* PROBLEM DETAILS: Every entry below should be printed exactly, without its images.

/---

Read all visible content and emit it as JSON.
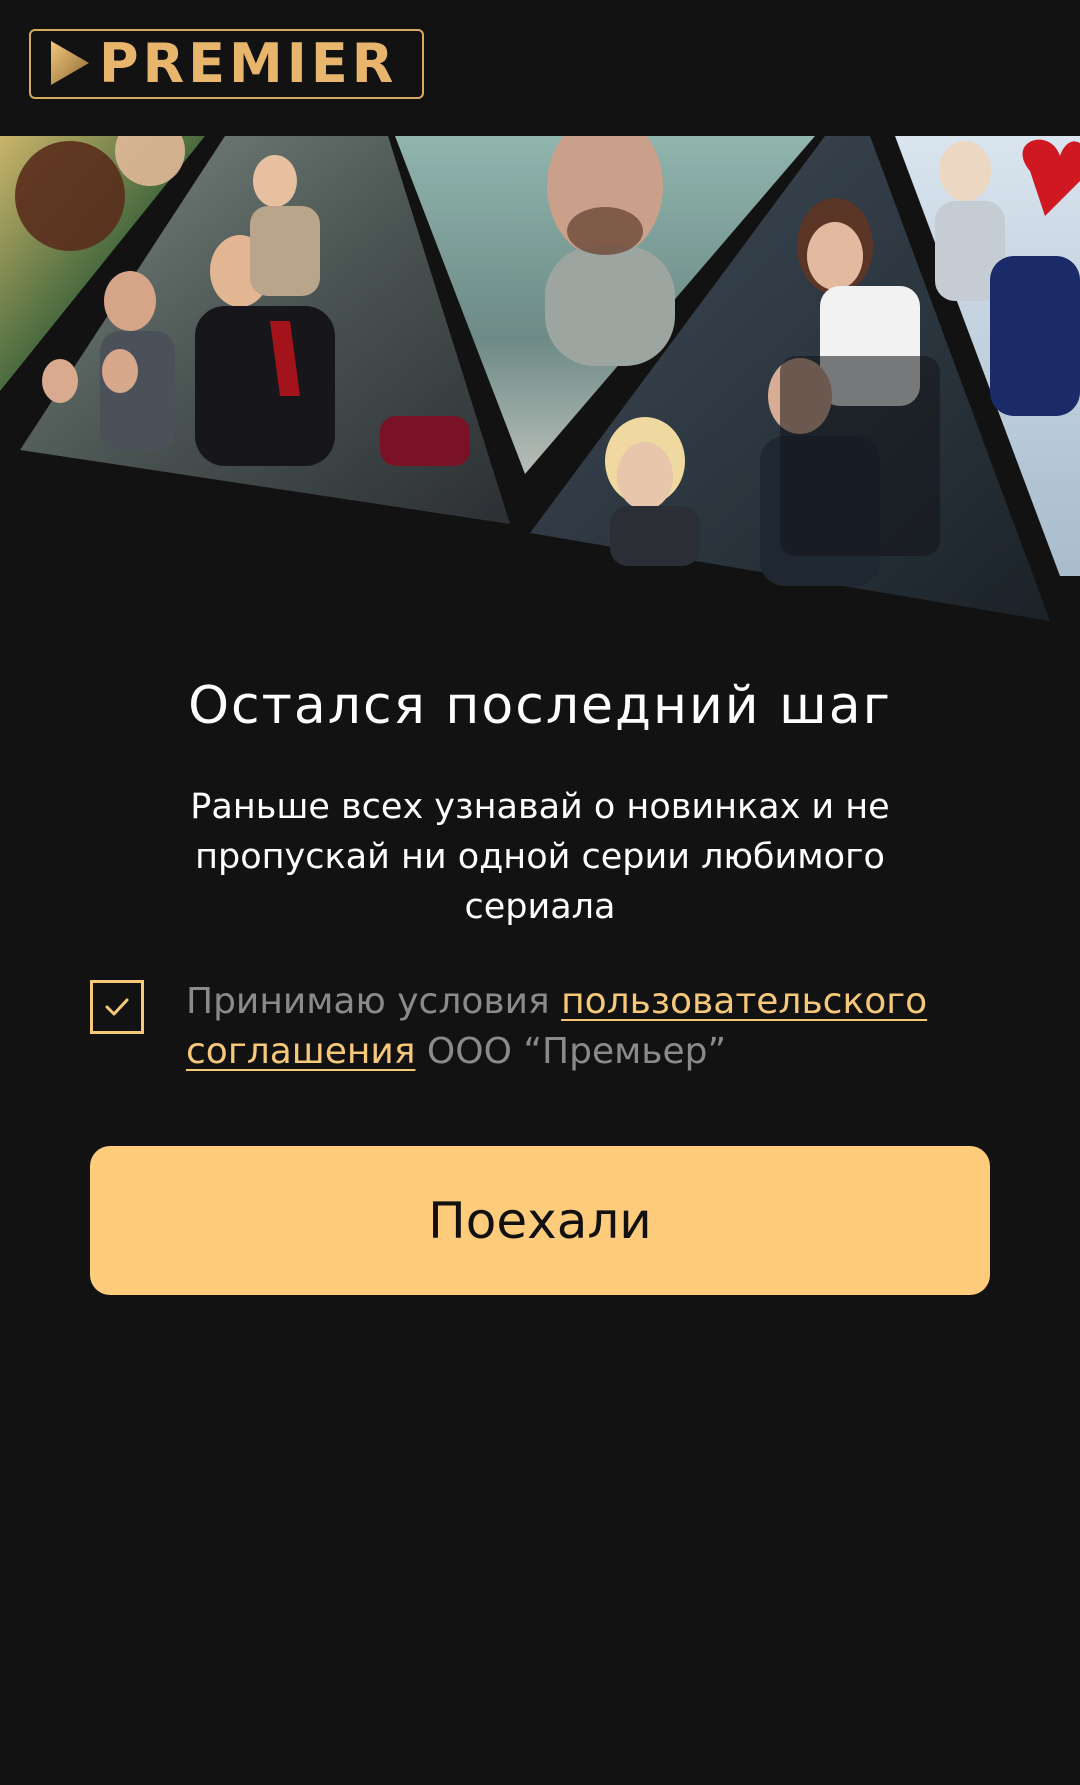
{
  "brand": {
    "name": "PREMIER",
    "gold": "#e7b66c"
  },
  "hero": {
    "panels": [
      "comedy-series-poster",
      "drama-series-poster",
      "thriller-series-poster",
      "office-series-poster",
      "romance-series-poster"
    ]
  },
  "onboarding": {
    "title": "Остался последний шаг",
    "subtitle": "Раньше всех узнавай о новинках и не пропускай ни одной серии любимого сериала"
  },
  "consent": {
    "checked": true,
    "prefix": "Принимаю условия ",
    "link_text": "пользовательского соглашения",
    "suffix": " ООО “Премьер”"
  },
  "cta": {
    "label": "Поехали",
    "color": "#ffcc7c"
  },
  "colors": {
    "background": "#121212",
    "accent": "#f7c878",
    "muted_text": "#8a8a8a"
  }
}
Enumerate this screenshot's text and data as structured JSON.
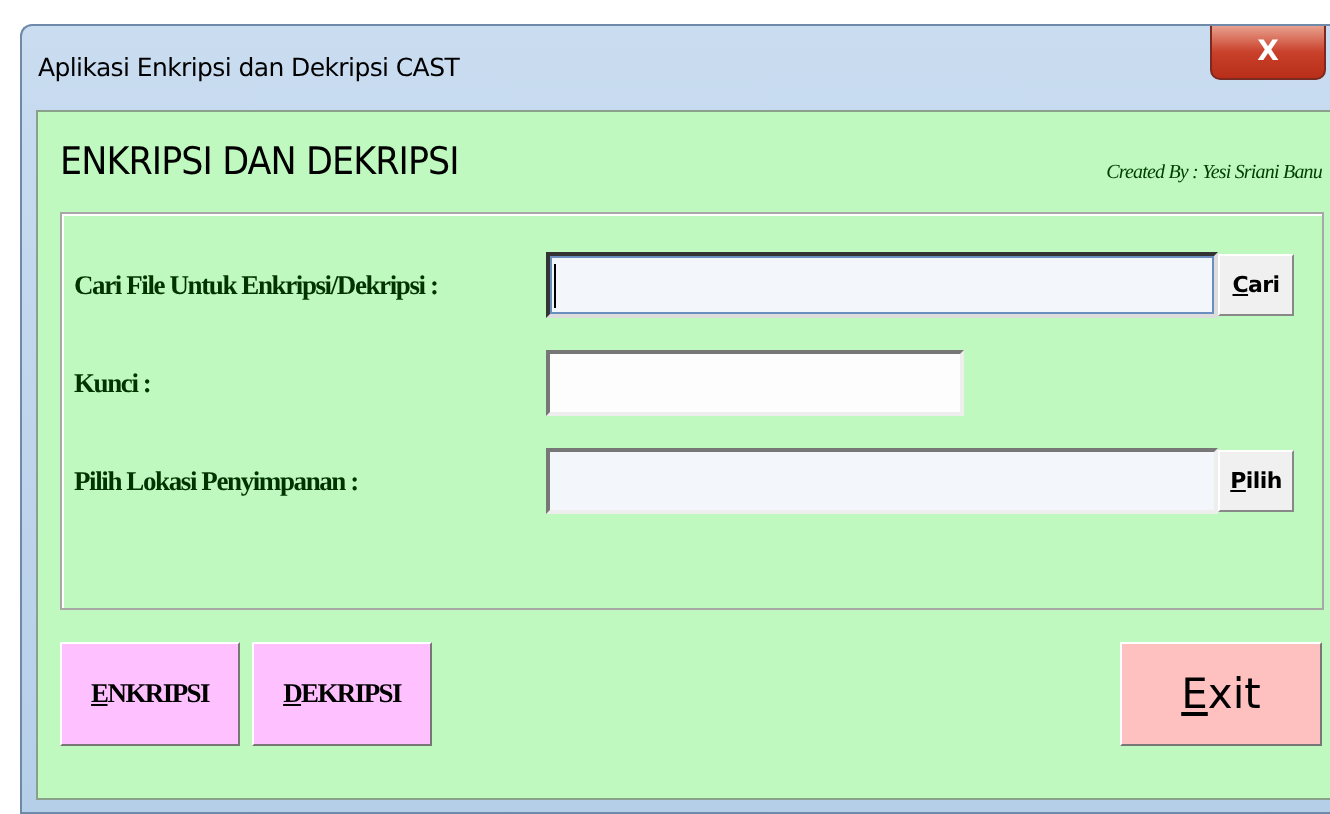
{
  "window": {
    "title": "Aplikasi Enkripsi dan Dekripsi CAST",
    "close_label": "X"
  },
  "header": {
    "title": "ENKRIPSI DAN DEKRIPSI",
    "credit": "Created By : Yesi Sriani Banu"
  },
  "fields": [
    {
      "label": "Cari File Untuk Enkripsi/Dekripsi :",
      "kind": "browse",
      "button": "Cari",
      "access_key_underlined": true,
      "focused": true
    },
    {
      "label": "Kunci :",
      "kind": "text",
      "focused": false
    },
    {
      "label": "Pilih Lokasi Penyimpanan :",
      "kind": "browse",
      "button": "Pilih",
      "access_key_underlined": true,
      "focused": false
    }
  ],
  "actions": [
    {
      "label": "ENKRIPSI",
      "kind": "action",
      "access_key_underlined": true
    },
    {
      "label": "DEKRIPSI",
      "kind": "action",
      "access_key_underlined": true
    },
    {
      "label": "Exit",
      "kind": "exit",
      "access_key_underlined": true
    }
  ]
}
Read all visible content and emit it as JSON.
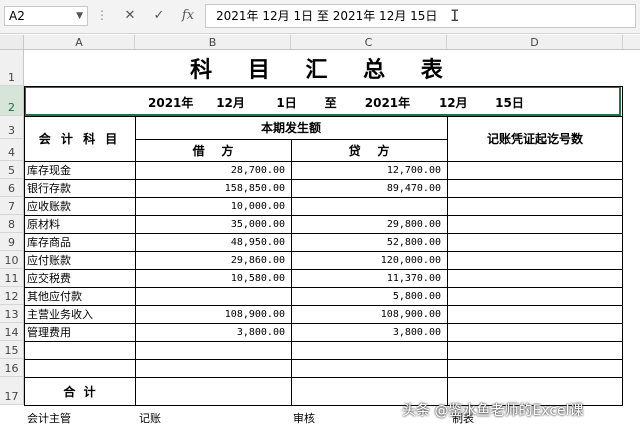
{
  "formula_bar": {
    "name_box": "A2",
    "cancel_icon": "✕",
    "enter_icon": "✓",
    "fx_label": "fx",
    "content": "2021年  12月  1日  至  2021年  12月  15日"
  },
  "columns": [
    "A",
    "B",
    "C",
    "D"
  ],
  "rows": [
    "1",
    "2",
    "3",
    "4",
    "5",
    "6",
    "7",
    "8",
    "9",
    "10",
    "11",
    "12",
    "13",
    "14",
    "15",
    "16",
    "17"
  ],
  "sheet": {
    "title": "科 目 汇 总 表",
    "date_range": {
      "from_year": "2021年",
      "from_month": "12月",
      "from_day": "1日",
      "to": "至",
      "to_year": "2021年",
      "to_month": "12月",
      "to_day": "15日"
    },
    "header": {
      "account": "会 计 科 目",
      "period_amount": "本期发生额",
      "debit": "借    方",
      "credit": "贷    方",
      "voucher_range": "记账凭证起讫号数"
    },
    "items": [
      {
        "name": "库存现金",
        "debit": "28,700.00",
        "credit": "12,700.00"
      },
      {
        "name": "银行存款",
        "debit": "158,850.00",
        "credit": "89,470.00"
      },
      {
        "name": "应收账款",
        "debit": "10,000.00",
        "credit": ""
      },
      {
        "name": "原材料",
        "debit": "35,000.00",
        "credit": "29,800.00"
      },
      {
        "name": "库存商品",
        "debit": "48,950.00",
        "credit": "52,800.00"
      },
      {
        "name": "应付账款",
        "debit": "29,860.00",
        "credit": "120,000.00"
      },
      {
        "name": "应交税费",
        "debit": "10,580.00",
        "credit": "11,370.00"
      },
      {
        "name": "其他应付款",
        "debit": "",
        "credit": "5,800.00"
      },
      {
        "name": "主营业务收入",
        "debit": "108,900.00",
        "credit": "108,900.00"
      },
      {
        "name": "管理费用",
        "debit": "3,800.00",
        "credit": "3,800.00"
      },
      {
        "name": "",
        "debit": "",
        "credit": ""
      },
      {
        "name": "",
        "debit": "",
        "credit": ""
      }
    ],
    "total_label": "合  计",
    "footer": {
      "supervisor": "会计主管",
      "bookkeeper": "记账",
      "reviewer": "审核",
      "preparer": "制表"
    }
  },
  "watermark": "头条 @鉴水鱼老师的Excel课"
}
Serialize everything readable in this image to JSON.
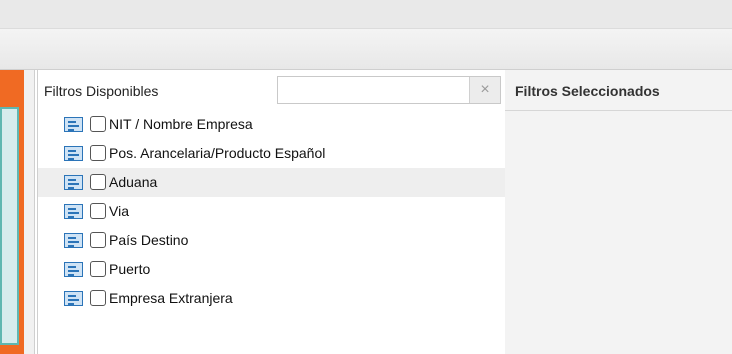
{
  "available_panel": {
    "title": "Filtros Disponibles",
    "search": {
      "value": "",
      "placeholder": ""
    },
    "clear_icon": "close-icon",
    "items": [
      {
        "label": "NIT / Nombre Empresa",
        "checked": false,
        "icon": "list-icon"
      },
      {
        "label": "Pos. Arancelaria/Producto Español",
        "checked": false,
        "icon": "list-icon"
      },
      {
        "label": "Aduana",
        "checked": false,
        "icon": "list-icon",
        "highlighted": true
      },
      {
        "label": "Via",
        "checked": false,
        "icon": "list-icon"
      },
      {
        "label": "País Destino",
        "checked": false,
        "icon": "list-icon"
      },
      {
        "label": "Puerto",
        "checked": false,
        "icon": "list-icon"
      },
      {
        "label": "Empresa Extranjera",
        "checked": false,
        "icon": "list-icon"
      }
    ]
  },
  "selected_panel": {
    "title": "Filtros Seleccionados"
  },
  "colors": {
    "accent_orange": "#f06a23",
    "accent_teal": "#5fb7b0",
    "icon_blue": "#2b74b8"
  }
}
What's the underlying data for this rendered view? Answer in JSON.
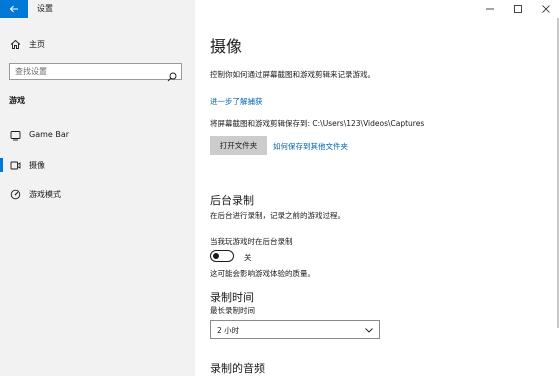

\---

* COMPLETE RESPONSE:
Read all visible content and emit it as JSON.
{
  "brand": {
    "name": "PREMIER",
    "gold": "#e7b66c"
  },
  "hero": {
    "panels": [
      "comedy-series-poster",
      "drama-series-poster",
      "thriller-series-poster",
      "office-series-poster",
      "romance-series-poster"
    ]
  },
  "onboarding": {
    "title": "Остался последний шаг",
    "subtitle": "Раньше всех узнавай о новинках и не пропускай ни одной серии любимого сериала"
  },
  "consent": {
    "checked": true,
    "prefix": "Принимаю условия ",
    "link_text": "пользовательского соглашения",
    "suffix": " ООО “Премьер”"
  },
  "cta": {
    "label": "Поехали",
    "color": "#ffcc7c"
  },
  "colors": {
    "background": "#121212",
    "accent": "#f7c878",
    "muted_text": "#8a8a8a"
  }
}
Enumerate this screenshot's text and data as structured JSON.
{
  "window": {
    "title": "Aplikasi Enkripsi dan Dekripsi CAST",
    "close_label": "X"
  },
  "header": {
    "title": "ENKRIPSI DAN DEKRIPSI",
    "credit": "Created By : Yesi Sriani Banu"
  },
  "fields": [
    {
      "label": "Cari File Untuk Enkripsi/Dekripsi :",
      "kind": "browse",
      "button": "Cari",
      "access_key_underlined": true,
      "focused": true
    },
    {
      "label": "Kunci :",
      "kind": "text",
      "focused": false
    },
    {
      "label": "Pilih Lokasi Penyimpanan :",
      "kind": "browse",
      "button": "Pilih",
      "access_key_underlined": true,
      "focused": false
    }
  ],
  "actions": [
    {
      "label": "ENKRIPSI",
      "kind": "action",
      "access_key_underlined": true
    },
    {
      "label": "DEKRIPSI",
      "kind": "action",
      "access_key_underlined": true
    },
    {
      "label": "Exit",
      "kind": "exit",
      "access_key_underlined": true
    }
  ]
}
Read all visible content and emit it as JSON.
{
  "formula_bar": {
    "name_box": "A2",
    "cancel_icon": "✕",
    "enter_icon": "✓",
    "fx_label": "fx",
    "content": "2021年  12月  1日  至  2021年  12月  15日"
  },
  "columns": [
    "A",
    "B",
    "C",
    "D"
  ],
  "rows": [
    "1",
    "2",
    "3",
    "4",
    "5",
    "6",
    "7",
    "8",
    "9",
    "10",
    "11",
    "12",
    "13",
    "14",
    "15",
    "16",
    "17"
  ],
  "sheet": {
    "title": "科 目 汇 总 表",
    "date_range": {
      "from_year": "2021年",
      "from_month": "12月",
      "from_day": "1日",
      "to": "至",
      "to_year": "2021年",
      "to_month": "12月",
      "to_day": "15日"
    },
    "header": {
      "account": "会 计 科 目",
      "period_amount": "本期发生额",
      "debit": "借    方",
      "credit": "贷    方",
      "voucher_range": "记账凭证起讫号数"
    },
    "items": [
      {
        "name": "库存现金",
        "debit": "28,700.00",
        "credit": "12,700.00"
      },
      {
        "name": "银行存款",
        "debit": "158,850.00",
        "credit": "89,470.00"
      },
      {
        "name": "应收账款",
        "debit": "10,000.00",
        "credit": ""
      },
      {
        "name": "原材料",
        "debit": "35,000.00",
        "credit": "29,800.00"
      },
      {
        "name": "库存商品",
        "debit": "48,950.00",
        "credit": "52,800.00"
      },
      {
        "name": "应付账款",
        "debit": "29,860.00",
        "credit": "120,000.00"
      },
      {
        "name": "应交税费",
        "debit": "10,580.00",
        "credit": "11,370.00"
      },
      {
        "name": "其他应付款",
        "debit": "",
        "credit": "5,800.00"
      },
      {
        "name": "主营业务收入",
        "debit": "108,900.00",
        "credit": "108,900.00"
      },
      {
        "name": "管理费用",
        "debit": "3,800.00",
        "credit": "3,800.00"
      },
      {
        "name": "",
        "debit": "",
        "credit": ""
      },
      {
        "name": "",
        "debit": "",
        "credit": ""
      }
    ],
    "total_label": "合  计",
    "footer": {
      "supervisor": "会计主管",
      "bookkeeper": "记账",
      "reviewer": "审核",
      "preparer": "制表"
    }
  },
  "watermark": "头条 @鉴水鱼老师的Excel课"
}
Serialize everything readable in this image to JSON.
{
  "available_panel": {
    "title": "Filtros Disponibles",
    "search": {
      "value": "",
      "placeholder": ""
    },
    "clear_icon": "close-icon",
    "items": [
      {
        "label": "NIT / Nombre Empresa",
        "checked": false,
        "icon": "list-icon"
      },
      {
        "label": "Pos. Arancelaria/Producto Español",
        "checked": false,
        "icon": "list-icon"
      },
      {
        "label": "Aduana",
        "checked": false,
        "icon": "list-icon",
        "highlighted": true
      },
      {
        "label": "Via",
        "checked": false,
        "icon": "list-icon"
      },
      {
        "label": "País Destino",
        "checked": false,
        "icon": "list-icon"
      },
      {
        "label": "Puerto",
        "checked": false,
        "icon": "list-icon"
      },
      {
        "label": "Empresa Extranjera",
        "checked": false,
        "icon": "list-icon"
      }
    ]
  },
  "selected_panel": {
    "title": "Filtros Seleccionados"
  },
  "colors": {
    "accent_orange": "#f06a23",
    "accent_teal": "#5fb7b0",
    "icon_blue": "#2b74b8"
  }
}
What's the underlying data for this rendered view? Answer in JSON.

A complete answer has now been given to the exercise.